**Records from a data collection:**
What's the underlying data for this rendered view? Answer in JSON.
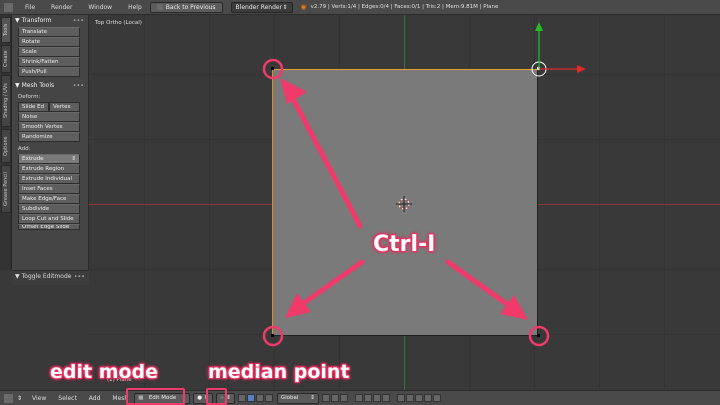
{
  "topbar": {
    "menus": [
      "File",
      "Render",
      "Window",
      "Help"
    ],
    "back_button": "Back to Previous",
    "render_engine": "Blender Render",
    "stats": "v2.79 | Verts:1/4 | Edges:0/4 | Faces:0/1 | Tris:2 | Mem:9.81M | Plane"
  },
  "vtabs": [
    "Tools",
    "Create",
    "Shading / UVs",
    "Options",
    "Grease Pencil"
  ],
  "toolshelf": {
    "transform": {
      "title": "Transform",
      "buttons": [
        "Translate",
        "Rotate",
        "Scale",
        "Shrink/Fatten",
        "Push/Pull"
      ]
    },
    "mesh_tools": {
      "title": "Mesh Tools",
      "deform_label": "Deform:",
      "slide_edge": "Slide Ed",
      "vertex": "Vertex",
      "deform_buttons": [
        "Noise",
        "Smooth Vertex",
        "Randomize"
      ],
      "add_label": "Add:",
      "extrude": "Extrude",
      "add_buttons": [
        "Extrude Region",
        "Extrude Individual",
        "Inset Faces",
        "Make Edge/Face",
        "Subdivide",
        "Loop Cut and Slide",
        "Offset Edge Slide"
      ]
    },
    "operator_panel": "Toggle Editmode"
  },
  "viewport": {
    "label": "Top Ortho (Local)",
    "object_label": "(1) Plane"
  },
  "bottombar": {
    "menus": [
      "View",
      "Select",
      "Add",
      "Mesh"
    ],
    "mode": "Edit Mode",
    "orientation": "Global"
  },
  "annotations": {
    "ctrl_i": "Ctrl-I",
    "edit_mode": "edit mode",
    "median_point": "median point",
    "accent_color": "#f03a6a"
  }
}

**WHAT NEEDS TO BE DONE:**
Copy out every line of the data that includes the word "Extrude".

**TASK RESPONSE:**
      "extrude": "Extrude",
        "Extrude Region",
        "Extrude Individual",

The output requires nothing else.